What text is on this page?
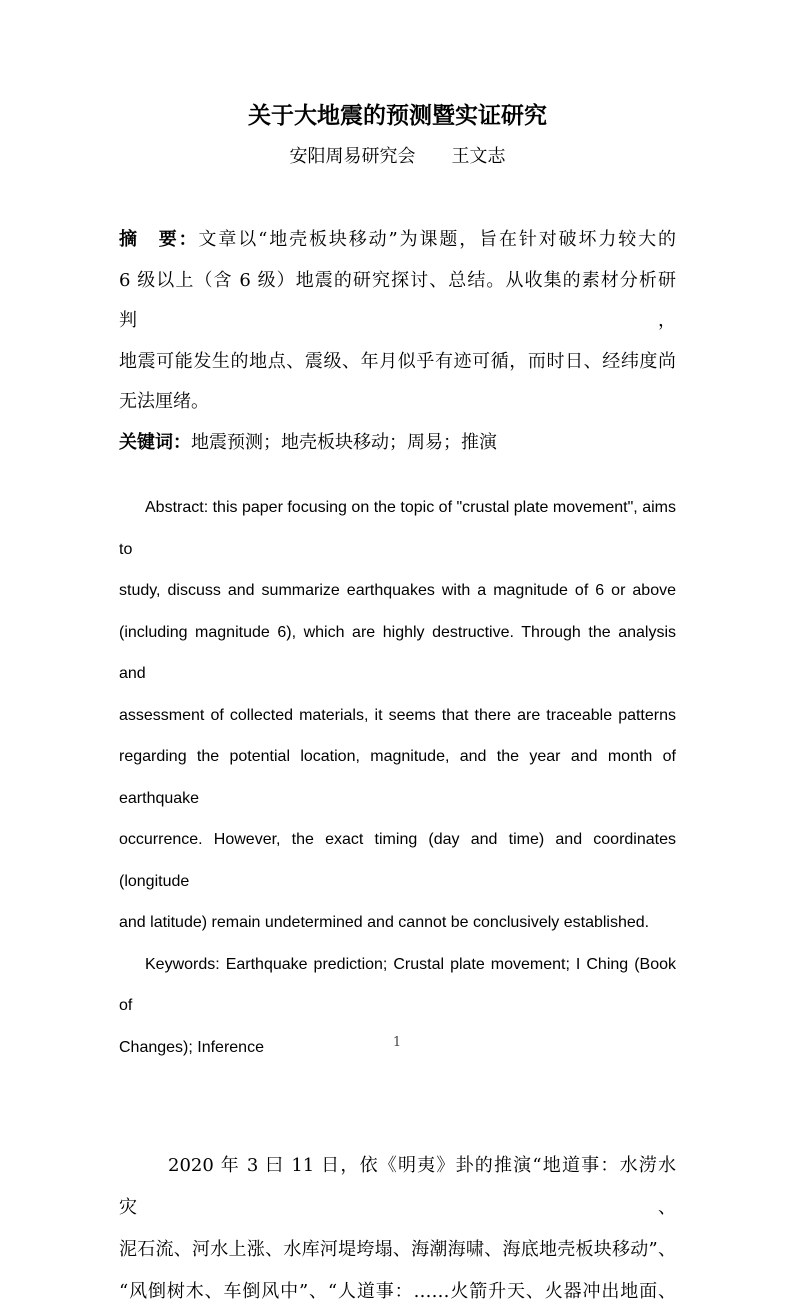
关于大地震的预测暨实证研究
安阳周易研究会　　王文志
摘　要：文章以“地壳板块移动”为课题，旨在针对破坏力较大的
6 级以上（含 6 级）地震的研究探讨、总结。从收集的素材分析研判，
地震可能发生的地点、震级、年月似乎有迹可循，而时日、经纬度尚
无法厘绪。
关键词：地震预测；地壳板块移动；周易；推演
Abstract: this paper focusing on the topic of "crustal plate movement", aims to
study, discuss and summarize earthquakes with a magnitude of 6 or above
(including magnitude 6), which are highly destructive. Through the analysis and
assessment of collected materials, it seems that there are traceable patterns
regarding the potential location, magnitude, and the year and month of earthquake
occurrence. However, the exact timing (day and time) and coordinates (longitude
and latitude) remain undetermined and cannot be conclusively established.
Keywords: Earthquake prediction; Crustal plate movement; I Ching (Book of
Changes); Inference
2020 年 3 曰 11 日，依《明夷》卦的推演“地道事：水涝水灾、
泥石流、河水上涨、水库河堤垮塌、海潮海啸、海底地壳板块移动”、
“风倒树木、车倒风中”、“人道事：……火箭升天、火器冲出地面、
1
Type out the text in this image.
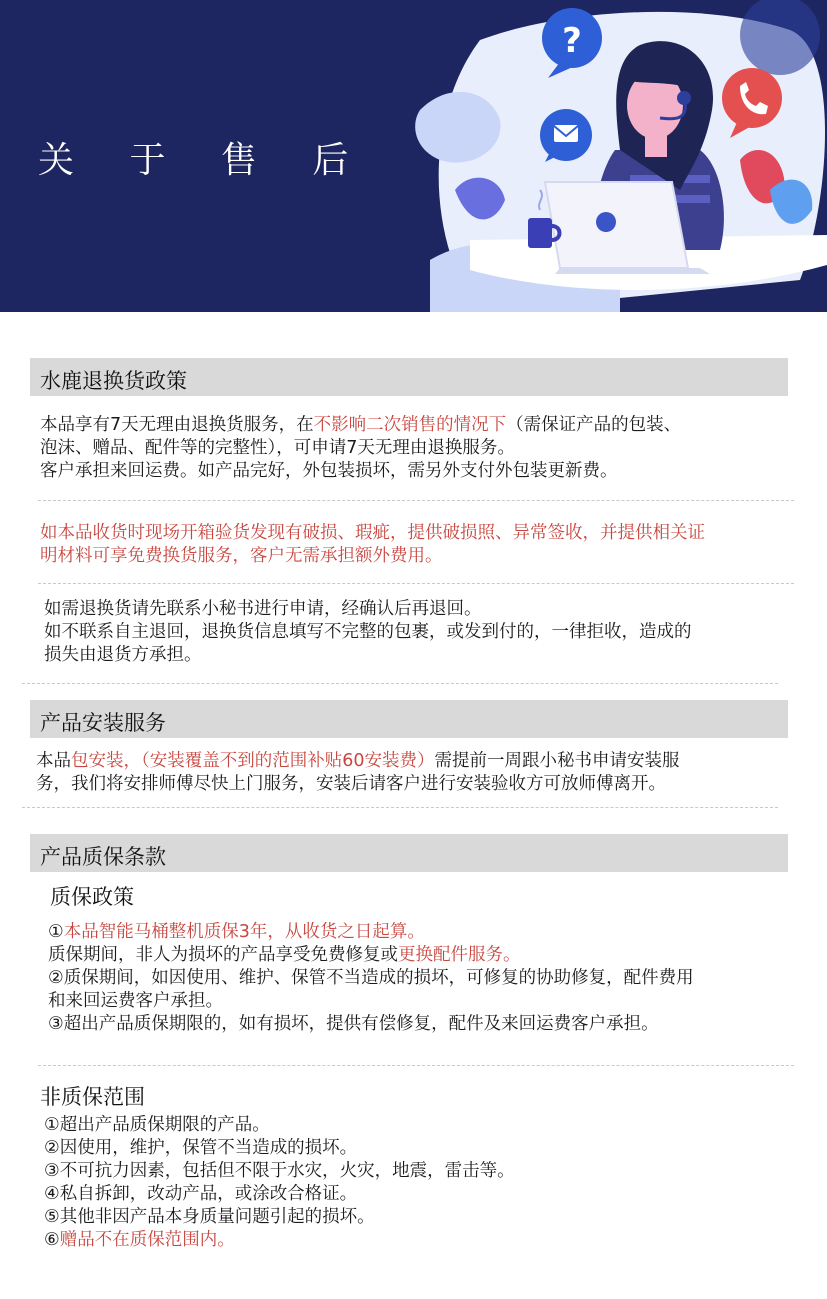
?
关 于 售 后
水鹿退换货政策
本品享有7天无理由退换货服务，在不影响二次销售的情况下（需保证产品的包装、
泡沫、赠品、配件等的完整性），可申请7天无理由退换服务。
客户承担来回运费。如产品完好，外包装损坏，需另外支付外包装更新费。
如本品收货时现场开箱验货发现有破损、瑕疵，提供破损照、异常签收，并提供相关证
明材料可享免费换货服务，客户无需承担额外费用。
如需退换货请先联系小秘书进行申请，经确认后再退回。
如不联系自主退回，退换货信息填写不完整的包裹，或发到付的，一律拒收，造成的
损失由退货方承担。
产品安装服务
本品包安装，（安装覆盖不到的范围补贴60安装费）需提前一周跟小秘书申请安装服
务，我们将安排师傅尽快上门服务，安装后请客户进行安装验收方可放师傅离开。
产品质保条款
质保政策
①本品智能马桶整机质保3年，从收货之日起算。
质保期间，非人为损坏的产品享受免费修复或更换配件服务。
②质保期间，如因使用、维护、保管不当造成的损坏，可修复的协助修复，配件费用
和来回运费客户承担。
③超出产品质保期限的，如有损坏，提供有偿修复，配件及来回运费客户承担。
非质保范围
①超出产品质保期限的产品。
②因使用，维护，保管不当造成的损坏。
③不可抗力因素，包括但不限于水灾，火灾，地震，雷击等。
④私自拆卸，改动产品，或涂改合格证。
⑤其他非因产品本身质量问题引起的损坏。
⑥赠品不在质保范围内。
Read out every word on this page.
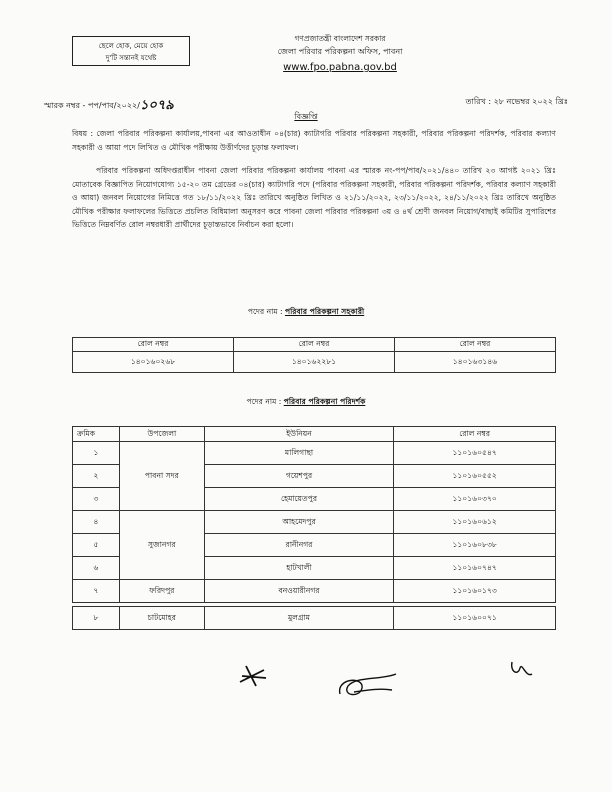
ছেলে হোক, মেয়ে হোক
দু'টি সন্তানই যথেষ্ট
গণপ্রজাতন্ত্রী বাংলাদেশ সরকার
জেলা পরিবার পরিকল্পনা অফিস, পাবনা
www.fpo.pabna.gov.bd
স্মারক নম্বর - পপ/পাব/২০২২/১০৭৯	তারিখ : ২৮ নভেম্বর ২০২২ খ্রিঃ
বিজ্ঞপ্তি
বিষয় : জেলা পরিবার পরিকল্পনা কার্যালয়,পাবনা এর আওতাধীন ০৪(চার) ক্যাটাগরি পরিবার পরিকল্পনা সহকারী, পরিবার পরিকল্পনা পরিদর্শক, পরিবার কল্যাণ সহকারী ও আয়া পদে লিখিত ও মৌখিক পরীক্ষায় উত্তীর্ণদের চূড়ান্ত ফলাফল।
পরিবার পরিকল্পনা অধিদপ্তরাধীন পাবনা জেলা পরিবার পরিকল্পনা কার্যালয় পাবনা এর স্মারক নং-পপ/পাব/২০২১/৪৪০ তারিখ ২৩ আগষ্ট ২০২১ খ্রিঃ মোতাবেক বিজ্ঞাপিত নিয়োগযোগ্য ১৫-২০ তম গ্রেডের ০৪(চার) ক্যাটাগরি পদে (পরিবার পরিকল্পনা সহকারী, পরিবার পরিকল্পনা পরিদর্শক, পরিবার কল্যাণ সহকারী ও আয়া) জনবল নিয়োগের নিমিত্তে গত ১৮/১১/২০২২ খ্রিঃ তারিখে অনুষ্ঠিত লিখিত ও ২১/১১/২০২২, ২৩/১১/২০২২, ২৪/১১/২০২২ খ্রিঃ তারিখে অনুষ্ঠিত মৌখিক পরীক্ষার ফলাফলের ভিত্তিতে প্রচলিত বিধিমালা অনুসরণ করে পাবনা জেলা পরিবার পরিকল্পনা ৩য় ও ৪র্থ শ্রেণী জনবল নিয়োগ/বাছাই কমিটির সুপারিশের ভিত্তিতে নিম্নবর্ণিত রোল নম্বরধারী প্রার্থীদের চূড়ান্তভাবে নির্বাচন করা হলো।
পদের নাম : পরিবার পরিকল্পনা সহকারী
রোল নম্বর	রোল নম্বর	রোল নম্বর
১৪০১৬০২৬৮	১৪০১৬২২৮১	১৪০১৬৩১৪৬
পদের নাম : পরিবার পরিকল্পনা পরিদর্শক
ক্রমিক	উপজেলা	ইউনিয়ন	রোল নম্বর
১	পাবনা সদর	মালিগাছা	১১০১৬০৫৪৭
২		গয়েশপুর	১১০১৬০৫৫২
৩		হেমায়েতপুর	১১০১৬০৩৭০
৪	সুজানগর	আহমেদপুর	১১০১৬০৬১২
৫		রানীনগর	১১০১৬০৮৩৮
৬		হাটখালী	১১০১৬০৭৪৭
৭	ফরিদপুর	বনওয়ারীনগর	১১০১৬০১৭৩

৮	চাটমোহর	মুলগ্রাম	১১০১৬০০৭১
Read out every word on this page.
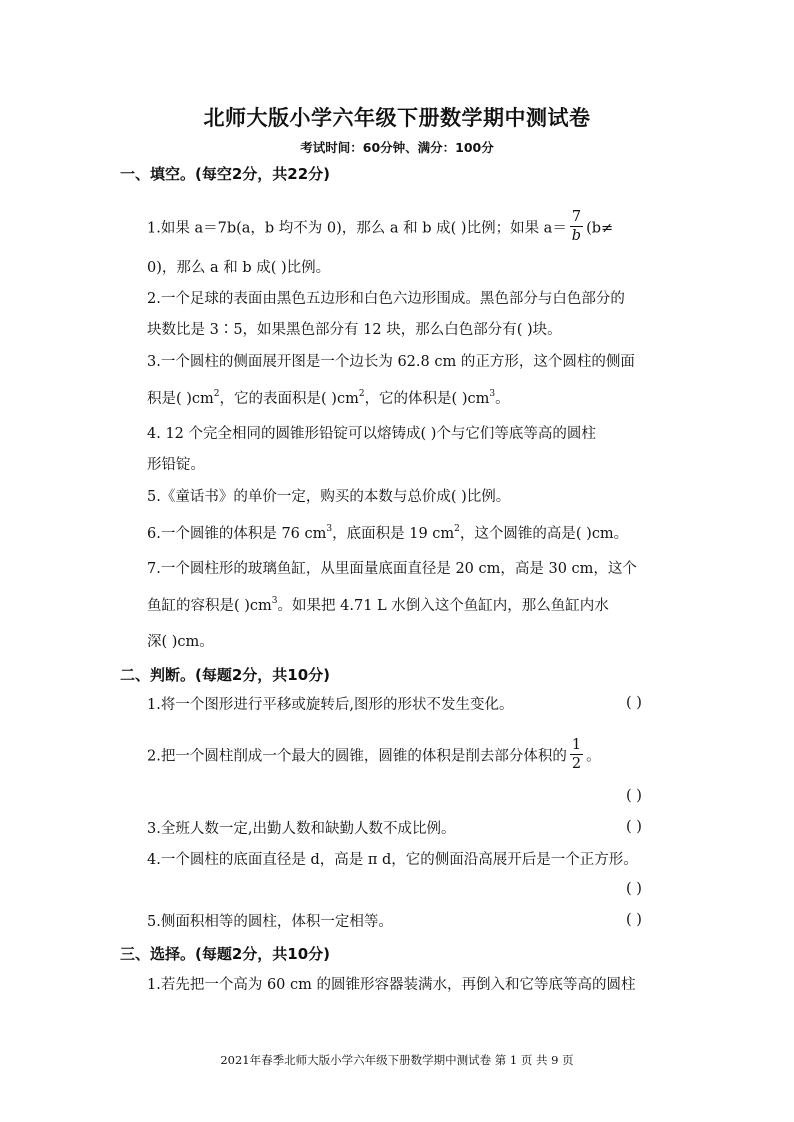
北师大版小学六年级下册数学期中测试卷
考试时间：60分钟、满分：100分
一、填空。(每空2分，共22分)
1.如果 a＝7b(a，b 均不为 0)，那么 a 和 b 成( )比例；如果 $a= \frac{7}{b} (b\ne$
0)，那么 a 和 b 成( )比例。
2.一个足球的表面由黑色五边形和白色六边形围成。黑色部分与白色部分的
块数比是 3∶5，如果黑色部分有 12 块，那么白色部分有( )块。
3.一个圆柱的侧面展开图是一个边长为 62.8 cm 的正方形，这个圆柱的侧面
积是( )$cm^2$，它的表面积是( )$cm^2$，它的体积是( )$cm^3$。
4. 12 个完全相同的圆锥形铅锭可以熔铸成( )个与它们等底等高的圆柱
形铅锭。
5.《童话书》的单价一定，购买的本数与总价成( )比例。
6.一个圆锥的体积是 76 $cm^3$，底面积是 19 $cm^2$，这个圆锥的高是( )cm。
7.一个圆柱形的玻璃鱼缸，从里面量底面直径是 20 cm，高是 30 cm，这个
鱼缸的容积是( )$cm^3$。如果把 4.71 L 水倒入这个鱼缸内，那么鱼缸内水
深( )cm。
二、判断。(每题2分，共10分)
1.将一个图形进行平移或旋转后,图形的形状不发生变化。	( )
2.把一个圆柱削成一个最大的圆锥，圆锥的体积是削去部分体积的 $\frac{1}{2}$ 。
( )
3.全班人数一定,出勤人数和缺勤人数不成比例。	( )
4.一个圆柱的底面直径是 d，高是 π d，它的侧面沿高展开后是一个正方形。
( )
5.侧面积相等的圆柱，体积一定相等。	( )
三、选择。(每题2分，共10分)
1.若先把一个高为 60 cm 的圆锥形容器装满水，再倒入和它等底等高的圆柱
2021年春季北师大版小学六年级下册数学期中测试卷 第 1 页 共 9 页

### Job:
Search the lines above for the string "text" and copy each line that has it.

### In response:
What text is on this page?
Type out the text in this image.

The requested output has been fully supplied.